Figure content listings
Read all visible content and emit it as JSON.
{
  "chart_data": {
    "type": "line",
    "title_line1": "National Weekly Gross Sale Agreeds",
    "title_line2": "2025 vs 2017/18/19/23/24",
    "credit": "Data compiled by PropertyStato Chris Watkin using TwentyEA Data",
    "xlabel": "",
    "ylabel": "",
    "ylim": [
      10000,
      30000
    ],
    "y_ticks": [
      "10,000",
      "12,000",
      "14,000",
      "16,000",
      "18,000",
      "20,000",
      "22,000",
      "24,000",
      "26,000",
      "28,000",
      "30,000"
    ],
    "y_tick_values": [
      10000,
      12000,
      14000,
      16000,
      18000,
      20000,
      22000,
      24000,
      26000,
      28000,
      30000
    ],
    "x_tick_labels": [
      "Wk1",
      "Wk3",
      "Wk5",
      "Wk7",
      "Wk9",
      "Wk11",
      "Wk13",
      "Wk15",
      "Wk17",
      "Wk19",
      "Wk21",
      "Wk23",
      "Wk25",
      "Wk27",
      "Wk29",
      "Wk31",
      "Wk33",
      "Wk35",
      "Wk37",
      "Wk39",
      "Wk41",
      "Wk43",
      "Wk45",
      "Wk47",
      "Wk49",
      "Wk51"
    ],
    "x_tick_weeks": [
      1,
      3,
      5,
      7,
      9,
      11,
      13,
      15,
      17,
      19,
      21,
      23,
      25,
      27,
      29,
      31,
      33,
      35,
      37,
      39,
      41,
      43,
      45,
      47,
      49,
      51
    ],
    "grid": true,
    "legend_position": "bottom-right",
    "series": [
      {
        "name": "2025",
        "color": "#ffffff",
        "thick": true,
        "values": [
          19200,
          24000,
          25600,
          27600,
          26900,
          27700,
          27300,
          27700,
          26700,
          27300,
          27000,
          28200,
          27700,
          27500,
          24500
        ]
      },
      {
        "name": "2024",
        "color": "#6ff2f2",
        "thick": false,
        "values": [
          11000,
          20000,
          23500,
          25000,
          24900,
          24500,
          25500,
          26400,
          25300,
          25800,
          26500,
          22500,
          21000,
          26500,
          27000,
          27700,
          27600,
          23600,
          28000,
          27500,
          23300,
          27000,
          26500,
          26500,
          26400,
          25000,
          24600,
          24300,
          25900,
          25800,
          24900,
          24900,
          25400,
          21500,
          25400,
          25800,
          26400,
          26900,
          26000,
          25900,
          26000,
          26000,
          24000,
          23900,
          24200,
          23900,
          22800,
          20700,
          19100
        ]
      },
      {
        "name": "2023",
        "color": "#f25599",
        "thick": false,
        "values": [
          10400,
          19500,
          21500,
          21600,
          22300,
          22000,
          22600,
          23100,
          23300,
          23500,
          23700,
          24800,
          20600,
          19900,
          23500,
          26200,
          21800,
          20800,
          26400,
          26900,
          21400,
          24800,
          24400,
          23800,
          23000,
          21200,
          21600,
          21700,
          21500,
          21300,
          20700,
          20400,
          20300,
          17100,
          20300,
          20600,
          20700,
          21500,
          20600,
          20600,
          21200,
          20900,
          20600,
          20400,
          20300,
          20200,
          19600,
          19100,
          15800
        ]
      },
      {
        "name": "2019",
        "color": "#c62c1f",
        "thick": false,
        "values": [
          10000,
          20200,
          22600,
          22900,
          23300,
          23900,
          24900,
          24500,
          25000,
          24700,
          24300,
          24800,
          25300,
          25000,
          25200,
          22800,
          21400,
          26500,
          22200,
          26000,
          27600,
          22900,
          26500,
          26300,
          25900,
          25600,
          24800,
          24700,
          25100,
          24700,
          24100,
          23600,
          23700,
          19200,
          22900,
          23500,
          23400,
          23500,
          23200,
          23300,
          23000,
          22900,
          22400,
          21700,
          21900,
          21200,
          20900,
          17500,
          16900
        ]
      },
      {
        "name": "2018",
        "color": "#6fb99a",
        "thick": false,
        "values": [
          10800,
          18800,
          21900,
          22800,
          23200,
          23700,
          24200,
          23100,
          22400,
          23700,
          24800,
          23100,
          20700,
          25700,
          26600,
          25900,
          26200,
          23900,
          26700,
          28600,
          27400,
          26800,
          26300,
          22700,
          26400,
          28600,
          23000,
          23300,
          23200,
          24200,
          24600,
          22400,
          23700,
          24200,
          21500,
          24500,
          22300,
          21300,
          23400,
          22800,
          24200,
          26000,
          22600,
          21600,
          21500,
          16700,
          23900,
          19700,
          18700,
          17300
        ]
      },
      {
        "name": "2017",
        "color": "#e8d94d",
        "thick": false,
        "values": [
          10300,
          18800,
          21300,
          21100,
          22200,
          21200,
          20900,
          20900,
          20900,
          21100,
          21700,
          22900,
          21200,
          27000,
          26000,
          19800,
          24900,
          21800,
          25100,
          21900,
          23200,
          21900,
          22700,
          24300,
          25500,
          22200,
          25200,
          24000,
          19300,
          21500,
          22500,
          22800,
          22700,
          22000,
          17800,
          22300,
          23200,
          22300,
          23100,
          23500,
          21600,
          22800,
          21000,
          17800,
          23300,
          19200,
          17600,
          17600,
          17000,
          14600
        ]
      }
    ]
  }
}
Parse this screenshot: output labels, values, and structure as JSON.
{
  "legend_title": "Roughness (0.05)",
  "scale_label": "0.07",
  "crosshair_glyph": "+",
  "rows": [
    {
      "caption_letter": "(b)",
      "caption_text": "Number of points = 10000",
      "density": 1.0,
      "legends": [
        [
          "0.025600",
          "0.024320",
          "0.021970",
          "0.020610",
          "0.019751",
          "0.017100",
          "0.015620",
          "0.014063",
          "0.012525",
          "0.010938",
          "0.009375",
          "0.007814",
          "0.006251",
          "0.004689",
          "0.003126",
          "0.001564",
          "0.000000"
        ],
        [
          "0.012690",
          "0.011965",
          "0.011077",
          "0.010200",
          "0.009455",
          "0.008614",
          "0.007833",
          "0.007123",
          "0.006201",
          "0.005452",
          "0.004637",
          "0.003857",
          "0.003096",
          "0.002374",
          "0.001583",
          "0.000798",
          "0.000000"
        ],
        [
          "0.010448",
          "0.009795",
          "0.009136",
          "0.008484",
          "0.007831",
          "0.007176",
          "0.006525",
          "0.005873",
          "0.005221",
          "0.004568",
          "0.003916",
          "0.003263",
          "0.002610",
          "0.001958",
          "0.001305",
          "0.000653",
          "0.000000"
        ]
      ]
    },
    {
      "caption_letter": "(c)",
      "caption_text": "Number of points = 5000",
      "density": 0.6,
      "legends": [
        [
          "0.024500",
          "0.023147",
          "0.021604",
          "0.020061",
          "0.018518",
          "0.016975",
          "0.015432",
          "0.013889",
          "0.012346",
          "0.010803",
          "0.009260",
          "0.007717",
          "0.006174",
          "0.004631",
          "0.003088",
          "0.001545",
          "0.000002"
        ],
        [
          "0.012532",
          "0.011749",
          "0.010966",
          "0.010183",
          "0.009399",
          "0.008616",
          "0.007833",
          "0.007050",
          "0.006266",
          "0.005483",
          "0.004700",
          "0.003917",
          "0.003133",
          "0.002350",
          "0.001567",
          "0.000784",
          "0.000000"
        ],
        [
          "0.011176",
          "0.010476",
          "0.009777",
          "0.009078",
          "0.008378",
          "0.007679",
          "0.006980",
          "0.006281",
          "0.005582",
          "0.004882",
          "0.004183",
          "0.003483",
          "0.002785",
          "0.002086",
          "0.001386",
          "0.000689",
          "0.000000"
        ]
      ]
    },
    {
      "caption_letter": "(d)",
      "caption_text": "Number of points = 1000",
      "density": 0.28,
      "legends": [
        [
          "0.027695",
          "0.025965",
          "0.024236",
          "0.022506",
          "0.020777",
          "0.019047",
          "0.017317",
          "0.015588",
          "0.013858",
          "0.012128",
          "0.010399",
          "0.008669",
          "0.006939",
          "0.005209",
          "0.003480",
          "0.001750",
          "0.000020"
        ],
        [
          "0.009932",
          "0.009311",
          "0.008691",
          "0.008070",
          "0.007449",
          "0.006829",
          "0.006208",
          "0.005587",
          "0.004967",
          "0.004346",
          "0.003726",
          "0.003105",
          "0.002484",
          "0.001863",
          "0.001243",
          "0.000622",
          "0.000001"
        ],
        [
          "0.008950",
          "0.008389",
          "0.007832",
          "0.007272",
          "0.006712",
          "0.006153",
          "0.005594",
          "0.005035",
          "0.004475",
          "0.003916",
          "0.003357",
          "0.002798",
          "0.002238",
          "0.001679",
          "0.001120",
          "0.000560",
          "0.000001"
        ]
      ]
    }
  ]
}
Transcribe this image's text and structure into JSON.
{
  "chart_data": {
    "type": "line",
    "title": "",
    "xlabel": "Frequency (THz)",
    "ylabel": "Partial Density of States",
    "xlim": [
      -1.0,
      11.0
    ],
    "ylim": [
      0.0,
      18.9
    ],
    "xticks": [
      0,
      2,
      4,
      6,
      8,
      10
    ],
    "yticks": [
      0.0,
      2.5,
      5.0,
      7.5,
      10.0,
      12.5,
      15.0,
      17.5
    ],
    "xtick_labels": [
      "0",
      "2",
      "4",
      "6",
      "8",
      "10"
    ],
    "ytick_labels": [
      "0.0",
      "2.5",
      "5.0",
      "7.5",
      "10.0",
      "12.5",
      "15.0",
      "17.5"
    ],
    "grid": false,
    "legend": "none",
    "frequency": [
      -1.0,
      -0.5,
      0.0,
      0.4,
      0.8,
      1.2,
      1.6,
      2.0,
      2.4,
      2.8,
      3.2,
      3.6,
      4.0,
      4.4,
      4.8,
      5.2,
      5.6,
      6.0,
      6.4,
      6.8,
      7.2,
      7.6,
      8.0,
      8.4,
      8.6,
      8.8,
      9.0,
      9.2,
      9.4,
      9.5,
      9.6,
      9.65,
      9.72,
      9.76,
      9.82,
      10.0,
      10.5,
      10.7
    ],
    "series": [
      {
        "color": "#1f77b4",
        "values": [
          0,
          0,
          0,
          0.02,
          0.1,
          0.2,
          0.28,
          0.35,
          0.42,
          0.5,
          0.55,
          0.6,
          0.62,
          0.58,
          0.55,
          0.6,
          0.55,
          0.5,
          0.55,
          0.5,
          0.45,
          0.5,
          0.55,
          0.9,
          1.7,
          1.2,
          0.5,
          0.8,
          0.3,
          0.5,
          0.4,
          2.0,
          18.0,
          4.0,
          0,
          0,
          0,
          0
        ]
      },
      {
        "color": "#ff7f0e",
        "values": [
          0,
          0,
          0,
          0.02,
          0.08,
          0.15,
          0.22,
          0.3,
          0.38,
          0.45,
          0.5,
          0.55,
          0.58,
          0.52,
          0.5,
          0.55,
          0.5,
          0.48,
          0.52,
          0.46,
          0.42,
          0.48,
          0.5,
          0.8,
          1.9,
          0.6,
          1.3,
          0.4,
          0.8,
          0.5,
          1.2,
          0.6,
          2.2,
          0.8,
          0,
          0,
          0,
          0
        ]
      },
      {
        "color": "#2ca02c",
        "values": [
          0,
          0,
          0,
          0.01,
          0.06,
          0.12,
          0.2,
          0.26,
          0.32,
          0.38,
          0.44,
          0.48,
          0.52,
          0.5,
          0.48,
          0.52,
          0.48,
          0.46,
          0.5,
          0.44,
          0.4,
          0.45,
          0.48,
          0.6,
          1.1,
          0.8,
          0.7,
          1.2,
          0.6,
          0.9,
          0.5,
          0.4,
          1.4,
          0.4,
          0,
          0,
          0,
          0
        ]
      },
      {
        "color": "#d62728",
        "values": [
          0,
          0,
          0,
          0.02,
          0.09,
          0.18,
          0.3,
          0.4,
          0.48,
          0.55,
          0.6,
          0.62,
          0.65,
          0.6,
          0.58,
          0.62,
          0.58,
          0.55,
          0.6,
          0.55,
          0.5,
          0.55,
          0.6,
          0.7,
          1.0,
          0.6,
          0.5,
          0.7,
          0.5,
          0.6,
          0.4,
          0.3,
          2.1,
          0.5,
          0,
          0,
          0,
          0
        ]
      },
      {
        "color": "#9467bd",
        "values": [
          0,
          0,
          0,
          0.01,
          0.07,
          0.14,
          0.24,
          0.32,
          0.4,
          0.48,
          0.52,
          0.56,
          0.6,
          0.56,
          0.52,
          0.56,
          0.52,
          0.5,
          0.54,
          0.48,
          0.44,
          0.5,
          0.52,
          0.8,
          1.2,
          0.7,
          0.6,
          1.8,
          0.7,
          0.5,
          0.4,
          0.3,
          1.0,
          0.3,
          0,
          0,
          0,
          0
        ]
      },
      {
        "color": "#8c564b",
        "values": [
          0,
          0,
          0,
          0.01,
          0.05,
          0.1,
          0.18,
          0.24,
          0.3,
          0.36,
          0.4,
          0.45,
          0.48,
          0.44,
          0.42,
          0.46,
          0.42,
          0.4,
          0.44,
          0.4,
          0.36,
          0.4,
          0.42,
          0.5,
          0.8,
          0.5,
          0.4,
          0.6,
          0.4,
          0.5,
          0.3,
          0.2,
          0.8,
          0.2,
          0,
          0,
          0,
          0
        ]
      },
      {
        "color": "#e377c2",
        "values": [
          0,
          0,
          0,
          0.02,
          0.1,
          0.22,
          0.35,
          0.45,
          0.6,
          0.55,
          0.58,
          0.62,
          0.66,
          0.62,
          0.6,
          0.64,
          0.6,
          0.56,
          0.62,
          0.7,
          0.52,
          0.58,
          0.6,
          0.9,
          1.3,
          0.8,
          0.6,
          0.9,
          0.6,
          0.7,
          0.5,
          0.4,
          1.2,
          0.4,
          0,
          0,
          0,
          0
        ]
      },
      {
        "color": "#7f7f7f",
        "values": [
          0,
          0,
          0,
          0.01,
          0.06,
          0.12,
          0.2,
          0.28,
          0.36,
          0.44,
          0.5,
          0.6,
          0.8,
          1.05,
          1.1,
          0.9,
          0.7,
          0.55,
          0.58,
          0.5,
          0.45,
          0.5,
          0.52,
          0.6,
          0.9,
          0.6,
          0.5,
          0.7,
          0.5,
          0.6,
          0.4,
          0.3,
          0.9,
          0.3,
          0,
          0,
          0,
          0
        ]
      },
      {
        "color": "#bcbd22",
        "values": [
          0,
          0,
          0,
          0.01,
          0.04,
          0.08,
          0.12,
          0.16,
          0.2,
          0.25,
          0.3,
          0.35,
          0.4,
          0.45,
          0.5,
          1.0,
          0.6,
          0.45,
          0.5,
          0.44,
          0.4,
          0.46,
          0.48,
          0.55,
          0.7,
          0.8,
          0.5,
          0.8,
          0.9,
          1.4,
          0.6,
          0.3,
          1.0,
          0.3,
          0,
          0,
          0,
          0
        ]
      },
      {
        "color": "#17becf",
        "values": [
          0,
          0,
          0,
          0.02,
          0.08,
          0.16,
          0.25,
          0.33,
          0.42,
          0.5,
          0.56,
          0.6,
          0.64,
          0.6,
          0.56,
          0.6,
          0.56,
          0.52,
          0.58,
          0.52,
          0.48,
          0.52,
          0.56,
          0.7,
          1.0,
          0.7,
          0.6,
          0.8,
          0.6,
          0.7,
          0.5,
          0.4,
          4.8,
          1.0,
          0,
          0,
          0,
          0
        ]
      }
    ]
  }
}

**INSTRUCTION**
Work out how many lines of the data above contain the string "points" and give the number alone.

**ANSWER TO THE TASK**
3